→ Stated problem:
Transcribe all of the material exactly. Any picture in it should be left out.

____

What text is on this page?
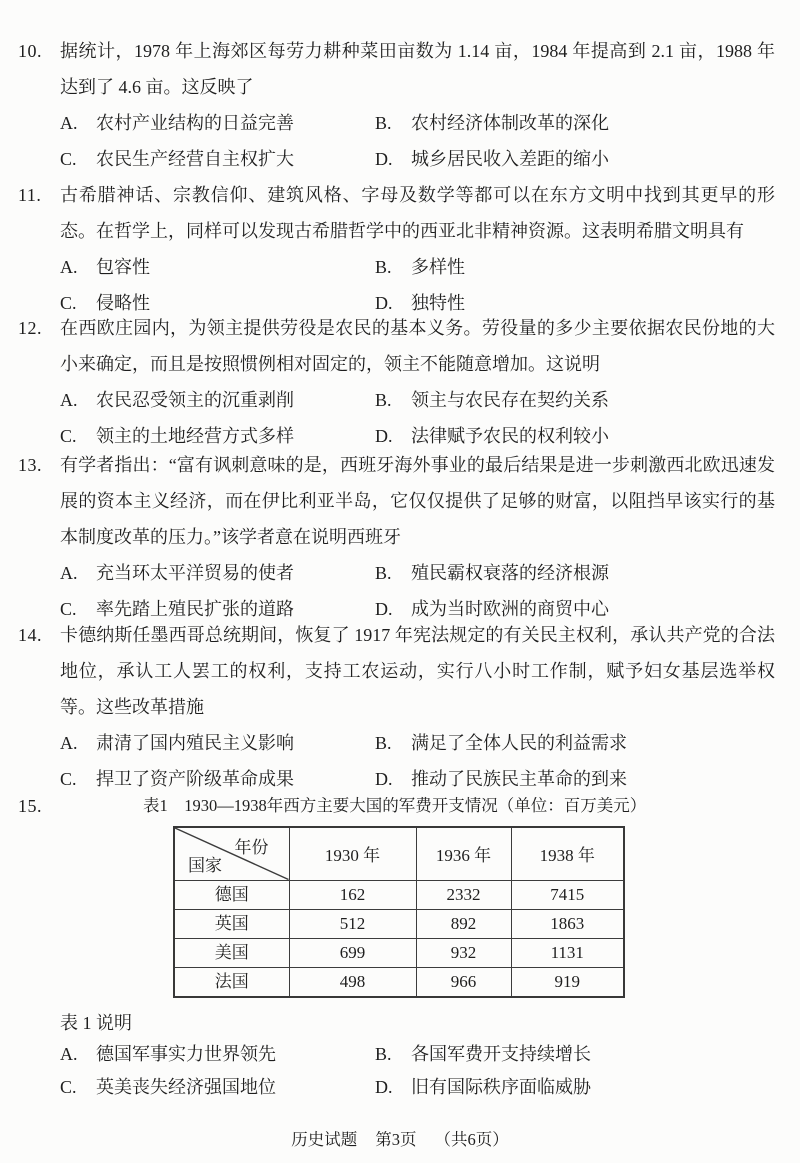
10.	据统计，1978 年上海郊区每劳力耕种菜田亩数为 1.14 亩，1984 年提高到 2.1 亩，1988 年达到了 4.6 亩。这反映了
A. 农村产业结构的日益完善	B. 农村经济体制改革的深化
C. 农民生产经营自主权扩大	D. 城乡居民收入差距的缩小
11.	古希腊神话、宗教信仰、建筑风格、字母及数学等都可以在东方文明中找到其更早的形态。在哲学上，同样可以发现古希腊哲学中的西亚北非精神资源。这表明希腊文明具有
A. 包容性	B. 多样性
C. 侵略性	D. 独特性
12.	在西欧庄园内，为领主提供劳役是农民的基本义务。劳役量的多少主要依据农民份地的大小来确定，而且是按照惯例相对固定的，领主不能随意增加。这说明
A. 农民忍受领主的沉重剥削	B. 领主与农民存在契约关系
C. 领主的土地经营方式多样	D. 法律赋予农民的权利较小
13.	有学者指出：“富有讽刺意味的是，西班牙海外事业的最后结果是进一步刺激西北欧迅速发展的资本主义经济，而在伊比利亚半岛，它仅仅提供了足够的财富，以阻挡早该实行的基本制度改革的压力。”该学者意在说明西班牙
A. 充当环太平洋贸易的使者	B. 殖民霸权衰落的经济根源
C. 率先踏上殖民扩张的道路	D. 成为当时欧洲的商贸中心
14.	卡德纳斯任墨西哥总统期间，恢复了 1917 年宪法规定的有关民主权利，承认共产党的合法地位，承认工人罢工的权利，支持工农运动，实行八小时工作制，赋予妇女基层选举权等。这些改革措施
A. 肃清了国内殖民主义影响	B. 满足了全体人民的利益需求
C. 捍卫了资产阶级革命成果	D. 推动了民族民主革命的到来
15.	表1　1930—1938年西方主要大国的军费开支情况（单位：百万美元）
年份
国家	1930 年	1936 年	1938 年
德国	162	2332	7415
英国	512	892	1863
美国	699	932	1131
法国	498	966	919
表 1 说明
A. 德国军事实力世界领先	B. 各国军费开支持续增长
C. 英美丧失经济强国地位	D. 旧有国际秩序面临威胁
历史试题 第3页 （共6页）
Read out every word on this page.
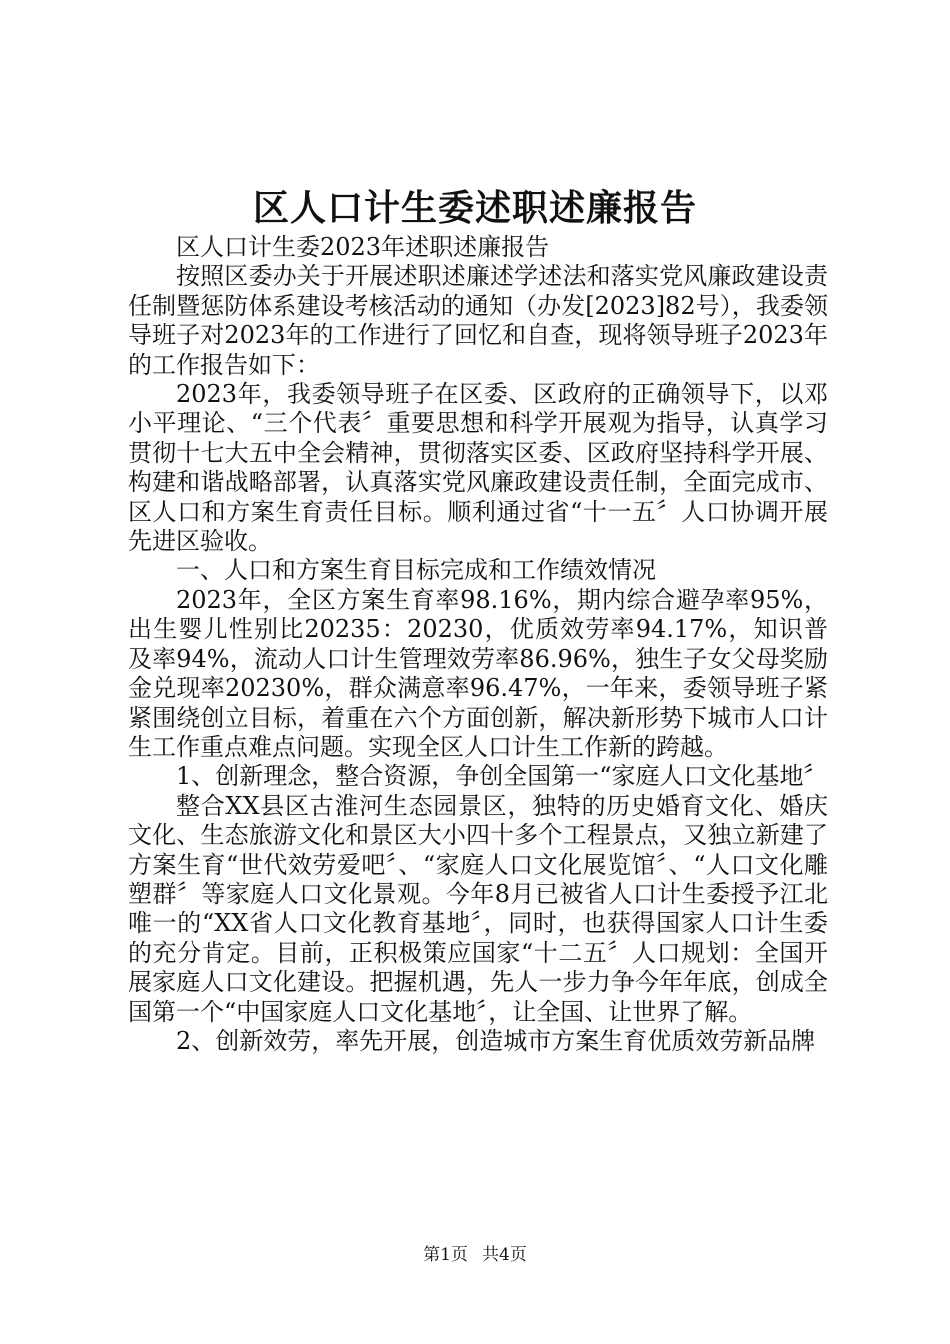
区人口计生委述职述廉报告

区人口计生委2023年述职述廉报告

按照区委办关于开展述职述廉述学述法和落实党风廉政建设责任制暨惩防体系建设考核活动的通知（办发[2023]82号），我委领导班子对2023年的工作进行了回忆和自查，现将领导班子2023年的工作报告如下：

2023年，我委领导班子在区委、区政府的正确领导下，以邓小平理论、“三个代表〞重要思想和科学开展观为指导，认真学习贯彻十七大五中全会精神，贯彻落实区委、区政府坚持科学开展、构建和谐战略部署，认真落实党风廉政建设责任制，全面完成市、区人口和方案生育责任目标。顺利通过省“十一五〞人口协调开展先进区验收。

一、人口和方案生育目标完成和工作绩效情况

2023年，全区方案生育率98.16%，期内综合避孕率95%，出生婴儿性别比20235：20230，优质效劳率94.17%，知识普及率94%，流动人口计生管理效劳率86.96%，独生子女父母奖励金兑现率20230%，群众满意率96.47%，一年来，委领导班子紧紧围绕创立目标，着重在六个方面创新，解决新形势下城市人口计生工作重点难点问题。实现全区人口计生工作新的跨越。

1、创新理念，整合资源，争创全国第一“家庭人口文化基地〞

整合XX县区古淮河生态园景区，独特的历史婚育文化、婚庆文化、生态旅游文化和景区大小四十多个工程景点，又独立新建了方案生育“世代效劳爱吧〞、“家庭人口文化展览馆〞、“人口文化雕塑群〞等家庭人口文化景观。今年8月已被省人口计生委授予江北唯一的“XX省人口文化教育基地〞，同时，也获得国家人口计生委的充分肯定。目前，正积极策应国家“十二五〞人口规划：全国开展家庭人口文化建设。把握机遇，先人一步力争今年年底，创成全国第一个“中国家庭人口文化基地〞，让全国、让世界了解。

2、创新效劳，率先开展，创造城市方案生育优质效劳新品牌

第1页 共4页
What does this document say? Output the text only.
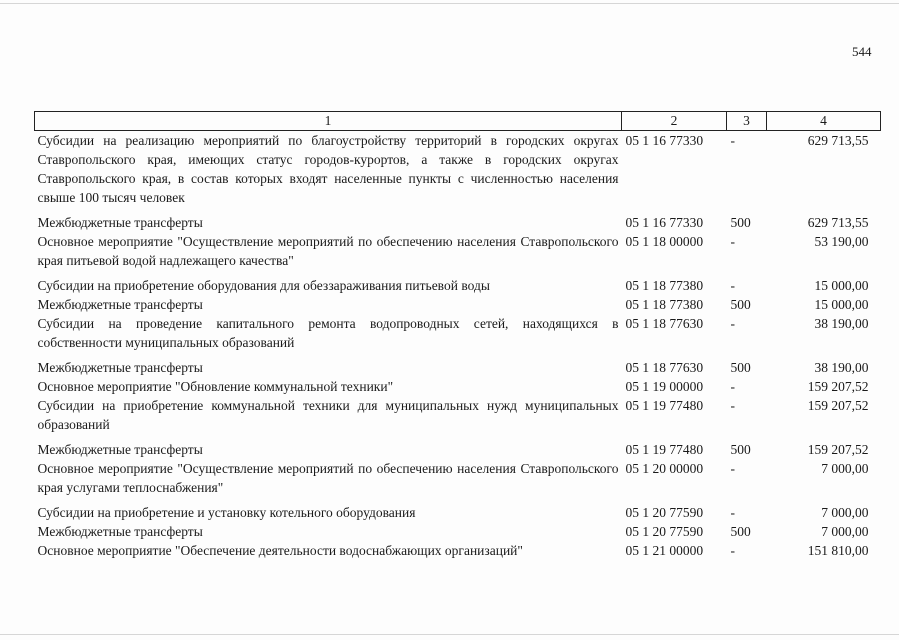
544
1	2	3	4
Субсидии на реализацию мероприятий по благоустройству территорий в городских округах Ставропольского края, имеющих статус городов-курортов, а также в городских округах Ставропольского края, в состав которых входят населенные пункты с численностью населения свыше 100 тысяч человек	05 1 16 77330	-	629 713,55
Межбюджетные трансферты	05 1 16 77330	500	629 713,55
Основное мероприятие "Осуществление мероприятий по обеспечению населения Ставропольского края питьевой водой надлежащего качества"	05 1 18 00000	-	53 190,00
Субсидии на приобретение оборудования для обеззараживания питьевой воды	05 1 18 77380	-	15 000,00
Межбюджетные трансферты	05 1 18 77380	500	15 000,00
Субсидии на проведение капитального ремонта водопроводных сетей, находящихся в собственности муниципальных образований	05 1 18 77630	-	38 190,00
Межбюджетные трансферты	05 1 18 77630	500	38 190,00
Основное мероприятие "Обновление коммунальной техники"	05 1 19 00000	-	159 207,52
Субсидии на приобретение коммунальной техники для муниципальных нужд муниципальных образований	05 1 19 77480	-	159 207,52
Межбюджетные трансферты	05 1 19 77480	500	159 207,52
Основное мероприятие "Осуществление мероприятий по обеспечению населения Ставропольского края услугами теплоснабжения"	05 1 20 00000	-	7 000,00
Субсидии на приобретение и установку котельного оборудования	05 1 20 77590	-	7 000,00
Межбюджетные трансферты	05 1 20 77590	500	7 000,00
Основное мероприятие "Обеспечение деятельности водоснабжающих организаций"	05 1 21 00000	-	151 810,00
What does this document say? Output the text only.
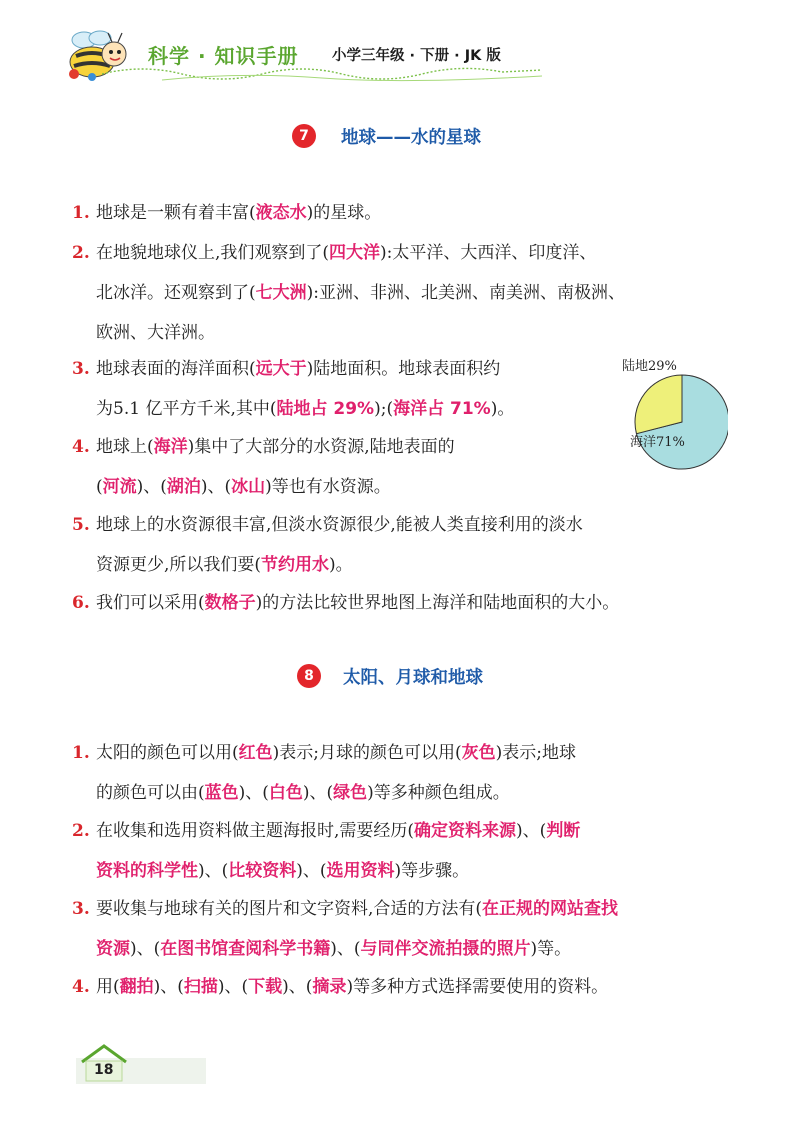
科学 · 知识手册 小学三年级 · 下册 · JK 版
7	地球——水的星球
1. 地球是一颗有着丰富(液态水)的星球。
2. 在地貌地球仪上,我们观察到了(四大洋):太平洋、大西洋、印度洋、
北冰洋。还观察到了(七大洲):亚洲、非洲、北美洲、南美洲、南极洲、
欧洲、大洋洲。
3. 地球表面的海洋面积(远大于)陆地面积。地球表面积约
为5.1 亿平方千米,其中(陆地占 29%);(海洋占 71%)。
4. 地球上(海洋)集中了大部分的水资源,陆地表面的
(河流)、(湖泊)、(冰山)等也有水资源。
5. 地球上的水资源很丰富,但淡水资源很少,能被人类直接利用的淡水
资源更少,所以我们要(节约用水)。
6. 我们可以采用(数格子)的方法比较世界地图上海洋和陆地面积的大小。
陆地29%
海洋71%
8	太阳、月球和地球
1. 太阳的颜色可以用(红色)表示;月球的颜色可以用(灰色)表示;地球
的颜色可以由(蓝色)、(白色)、(绿色)等多种颜色组成。
2. 在收集和选用资料做主题海报时,需要经历(确定资料来源)、(判断
资料的科学性)、(比较资料)、(选用资料)等步骤。
3. 要收集与地球有关的图片和文字资料,合适的方法有(在正规的网站查找
资源)、(在图书馆查阅科学书籍)、(与同伴交流拍摄的照片)等。
4. 用(翻拍)、(扫描)、(下载)、(摘录)等多种方式选择需要使用的资料。
18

____

→ Correct answer:
What text is on this page?
10.	据统计，1978 年上海郊区每劳力耕种菜田亩数为 1.14 亩，1984 年提高到 2.1 亩，1988 年达到了 4.6 亩。这反映了
A. 农村产业结构的日益完善	B. 农村经济体制改革的深化
C. 农民生产经营自主权扩大	D. 城乡居民收入差距的缩小
11.	古希腊神话、宗教信仰、建筑风格、字母及数学等都可以在东方文明中找到其更早的形态。在哲学上，同样可以发现古希腊哲学中的西亚北非精神资源。这表明希腊文明具有
A. 包容性	B. 多样性
C. 侵略性	D. 独特性
12.	在西欧庄园内，为领主提供劳役是农民的基本义务。劳役量的多少主要依据农民份地的大小来确定，而且是按照惯例相对固定的，领主不能随意增加。这说明
A. 农民忍受领主的沉重剥削	B. 领主与农民存在契约关系
C. 领主的土地经营方式多样	D. 法律赋予农民的权利较小
13.	有学者指出：“富有讽刺意味的是，西班牙海外事业的最后结果是进一步刺激西北欧迅速发展的资本主义经济，而在伊比利亚半岛，它仅仅提供了足够的财富，以阻挡早该实行的基本制度改革的压力。”该学者意在说明西班牙
A. 充当环太平洋贸易的使者	B. 殖民霸权衰落的经济根源
C. 率先踏上殖民扩张的道路	D. 成为当时欧洲的商贸中心
14.	卡德纳斯任墨西哥总统期间，恢复了 1917 年宪法规定的有关民主权利，承认共产党的合法地位，承认工人罢工的权利，支持工农运动，实行八小时工作制，赋予妇女基层选举权等。这些改革措施
A. 肃清了国内殖民主义影响	B. 满足了全体人民的利益需求
C. 捍卫了资产阶级革命成果	D. 推动了民族民主革命的到来
15.	表1　1930—1938年西方主要大国的军费开支情况（单位：百万美元）
年份
国家	1930 年	1936 年	1938 年
德国	162	2332	7415
英国	512	892	1863
美国	699	932	1131
法国	498	966	919
表 1 说明
A. 德国军事实力世界领先	B. 各国军费开支持续增长
C. 英美丧失经济强国地位	D. 旧有国际秩序面临威胁
历史试题 第3页 （共6页）
Read out every word on this page.
区人口计生委述职述廉报告

区人口计生委2023年述职述廉报告

按照区委办关于开展述职述廉述学述法和落实党风廉政建设责任制暨惩防体系建设考核活动的通知（办发[2023]82号），我委领导班子对2023年的工作进行了回忆和自查，现将领导班子2023年的工作报告如下：

2023年，我委领导班子在区委、区政府的正确领导下，以邓小平理论、“三个代表〞重要思想和科学开展观为指导，认真学习贯彻十七大五中全会精神，贯彻落实区委、区政府坚持科学开展、构建和谐战略部署，认真落实党风廉政建设责任制，全面完成市、区人口和方案生育责任目标。顺利通过省“十一五〞人口协调开展先进区验收。

一、人口和方案生育目标完成和工作绩效情况

2023年，全区方案生育率98.16%，期内综合避孕率95%，出生婴儿性别比20235：20230，优质效劳率94.17%，知识普及率94%，流动人口计生管理效劳率86.96%，独生子女父母奖励金兑现率20230%，群众满意率96.47%，一年来，委领导班子紧紧围绕创立目标，着重在六个方面创新，解决新形势下城市人口计生工作重点难点问题。实现全区人口计生工作新的跨越。

1、创新理念，整合资源，争创全国第一“家庭人口文化基地〞

整合XX县区古淮河生态园景区，独特的历史婚育文化、婚庆文化、生态旅游文化和景区大小四十多个工程景点，又独立新建了方案生育“世代效劳爱吧〞、“家庭人口文化展览馆〞、“人口文化雕塑群〞等家庭人口文化景观。今年8月已被省人口计生委授予江北唯一的“XX省人口文化教育基地〞，同时，也获得国家人口计生委的充分肯定。目前，正积极策应国家“十二五〞人口规划：全国开展家庭人口文化建设。把握机遇，先人一步力争今年年底，创成全国第一个“中国家庭人口文化基地〞，让全国、让世界了解。

2、创新效劳，率先开展，创造城市方案生育优质效劳新品牌

第1页 共4页
What does this document say? Output the text only.
544
1	2	3	4
Субсидии на реализацию мероприятий по благоустройству территорий в городских округах Ставропольского края, имеющих статус городов-курортов, а также в городских округах Ставропольского края, в состав которых входят населенные пункты с численностью населения свыше 100 тысяч человек	05 1 16 77330	-	629 713,55
Межбюджетные трансферты	05 1 16 77330	500	629 713,55
Основное мероприятие "Осуществление мероприятий по обеспечению населения Ставропольского края питьевой водой надлежащего качества"	05 1 18 00000	-	53 190,00
Субсидии на приобретение оборудования для обеззараживания питьевой воды	05 1 18 77380	-	15 000,00
Межбюджетные трансферты	05 1 18 77380	500	15 000,00
Субсидии на проведение капитального ремонта водопроводных сетей, находящихся в собственности муниципальных образований	05 1 18 77630	-	38 190,00
Межбюджетные трансферты	05 1 18 77630	500	38 190,00
Основное мероприятие "Обновление коммунальной техники"	05 1 19 00000	-	159 207,52
Субсидии на приобретение коммунальной техники для муниципальных нужд муниципальных образований	05 1 19 77480	-	159 207,52
Межбюджетные трансферты	05 1 19 77480	500	159 207,52
Основное мероприятие "Осуществление мероприятий по обеспечению населения Ставропольского края услугами теплоснабжения"	05 1 20 00000	-	7 000,00
Субсидии на приобретение и установку котельного оборудования	05 1 20 77590	-	7 000,00
Межбюджетные трансферты	05 1 20 77590	500	7 000,00
Основное мероприятие "Обеспечение деятельности водоснабжающих организаций"	05 1 21 00000	-	151 810,00
What does this document say? Output the text only.
科学 · 知识手册 小学三年级 · 下册 · JK 版
7	地球——水的星球
1. 地球是一颗有着丰富(液态水)的星球。
2. 在地貌地球仪上,我们观察到了(四大洋):太平洋、大西洋、印度洋、
北冰洋。还观察到了(七大洲):亚洲、非洲、北美洲、南美洲、南极洲、
欧洲、大洋洲。
3. 地球表面的海洋面积(远大于)陆地面积。地球表面积约
为5.1 亿平方千米,其中(陆地占 29%);(海洋占 71%)。
4. 地球上(海洋)集中了大部分的水资源,陆地表面的
(河流)、(湖泊)、(冰山)等也有水资源。
5. 地球上的水资源很丰富,但淡水资源很少,能被人类直接利用的淡水
资源更少,所以我们要(节约用水)。
6. 我们可以采用(数格子)的方法比较世界地图上海洋和陆地面积的大小。
陆地29%
海洋71%
8	太阳、月球和地球
1. 太阳的颜色可以用(红色)表示;月球的颜色可以用(灰色)表示;地球
的颜色可以由(蓝色)、(白色)、(绿色)等多种颜色组成。
2. 在收集和选用资料做主题海报时,需要经历(确定资料来源)、(判断
资料的科学性)、(比较资料)、(选用资料)等步骤。
3. 要收集与地球有关的图片和文字资料,合适的方法有(在正规的网站查找
资源)、(在图书馆查阅科学书籍)、(与同伴交流拍摄的照片)等。
4. 用(翻拍)、(扫描)、(下载)、(摘录)等多种方式选择需要使用的资料。
18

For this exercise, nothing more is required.